Your task is to give the data again, exactly, with every line intact.

Dataset entries on figures:
----------
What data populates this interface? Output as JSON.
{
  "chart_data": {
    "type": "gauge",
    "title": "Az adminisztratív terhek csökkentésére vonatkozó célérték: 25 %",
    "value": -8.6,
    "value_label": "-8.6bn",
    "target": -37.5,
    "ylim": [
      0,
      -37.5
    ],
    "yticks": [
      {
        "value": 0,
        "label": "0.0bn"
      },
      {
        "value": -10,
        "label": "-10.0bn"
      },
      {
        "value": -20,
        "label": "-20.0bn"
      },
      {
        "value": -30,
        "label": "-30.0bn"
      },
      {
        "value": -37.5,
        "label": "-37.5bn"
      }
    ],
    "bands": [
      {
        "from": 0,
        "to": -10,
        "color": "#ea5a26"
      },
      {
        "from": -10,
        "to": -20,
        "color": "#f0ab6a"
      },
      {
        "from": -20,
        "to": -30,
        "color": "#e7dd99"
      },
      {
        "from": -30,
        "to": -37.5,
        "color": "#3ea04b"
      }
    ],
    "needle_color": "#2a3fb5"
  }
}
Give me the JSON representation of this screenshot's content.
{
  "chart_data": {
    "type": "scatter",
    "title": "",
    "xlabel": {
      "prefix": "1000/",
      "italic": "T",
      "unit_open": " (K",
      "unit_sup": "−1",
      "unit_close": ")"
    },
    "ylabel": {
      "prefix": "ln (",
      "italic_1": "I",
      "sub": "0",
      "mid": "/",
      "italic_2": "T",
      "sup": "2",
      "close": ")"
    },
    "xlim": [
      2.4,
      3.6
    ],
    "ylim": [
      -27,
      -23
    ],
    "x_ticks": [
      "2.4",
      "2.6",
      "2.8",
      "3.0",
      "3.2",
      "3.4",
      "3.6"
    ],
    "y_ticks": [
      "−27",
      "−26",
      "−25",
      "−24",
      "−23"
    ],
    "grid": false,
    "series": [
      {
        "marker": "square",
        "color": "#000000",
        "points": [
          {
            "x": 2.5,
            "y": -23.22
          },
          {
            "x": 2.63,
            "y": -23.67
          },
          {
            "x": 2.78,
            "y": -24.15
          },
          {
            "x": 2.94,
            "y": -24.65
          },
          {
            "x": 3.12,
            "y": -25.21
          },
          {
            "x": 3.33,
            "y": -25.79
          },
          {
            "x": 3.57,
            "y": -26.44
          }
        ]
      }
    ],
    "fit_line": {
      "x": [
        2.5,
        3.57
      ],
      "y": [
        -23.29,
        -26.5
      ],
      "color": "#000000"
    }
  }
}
----------
SOLVED EXERCISE
What data populates this interface? Output as JSON.
{
  "chart_data": {
    "type": "gauge",
    "title": "Az adminisztratív terhek csökkentésére vonatkozó célérték: 25 %",
    "value": -8.6,
    "value_label": "-8.6bn",
    "target": -37.5,
    "ylim": [
      0,
      -37.5
    ],
    "yticks": [
      {
        "value": 0,
        "label": "0.0bn"
      },
      {
        "value": -10,
        "label": "-10.0bn"
      },
      {
        "value": -20,
        "label": "-20.0bn"
      },
      {
        "value": -30,
        "label": "-30.0bn"
      },
      {
        "value": -37.5,
        "label": "-37.5bn"
      }
    ],
    "bands": [
      {
        "from": 0,
        "to": -10,
        "color": "#ea5a26"
      },
      {
        "from": -10,
        "to": -20,
        "color": "#f0ab6a"
      },
      {
        "from": -20,
        "to": -30,
        "color": "#e7dd99"
      },
      {
        "from": -30,
        "to": -37.5,
        "color": "#3ea04b"
      }
    ],
    "needle_color": "#2a3fb5"
  }
}
Give me the JSON representation of this screenshot's content.
{
  "chart_data": {
    "type": "scatter",
    "title": "",
    "xlabel": {
      "prefix": "1000/",
      "italic": "T",
      "unit_open": " (K",
      "unit_sup": "−1",
      "unit_close": ")"
    },
    "ylabel": {
      "prefix": "ln (",
      "italic_1": "I",
      "sub": "0",
      "mid": "/",
      "italic_2": "T",
      "sup": "2",
      "close": ")"
    },
    "xlim": [
      2.4,
      3.6
    ],
    "ylim": [
      -27,
      -23
    ],
    "x_ticks": [
      "2.4",
      "2.6",
      "2.8",
      "3.0",
      "3.2",
      "3.4",
      "3.6"
    ],
    "y_ticks": [
      "−27",
      "−26",
      "−25",
      "−24",
      "−23"
    ],
    "grid": false,
    "series": [
      {
        "marker": "square",
        "color": "#000000",
        "points": [
          {
            "x": 2.5,
            "y": -23.22
          },
          {
            "x": 2.63,
            "y": -23.67
          },
          {
            "x": 2.78,
            "y": -24.15
          },
          {
            "x": 2.94,
            "y": -24.65
          },
          {
            "x": 3.12,
            "y": -25.21
          },
          {
            "x": 3.33,
            "y": -25.79
          },
          {
            "x": 3.57,
            "y": -26.44
          }
        ]
      }
    ],
    "fit_line": {
      "x": [
        2.5,
        3.57
      ],
      "y": [
        -23.29,
        -26.5
      ],
      "color": "#000000"
    }
  }
}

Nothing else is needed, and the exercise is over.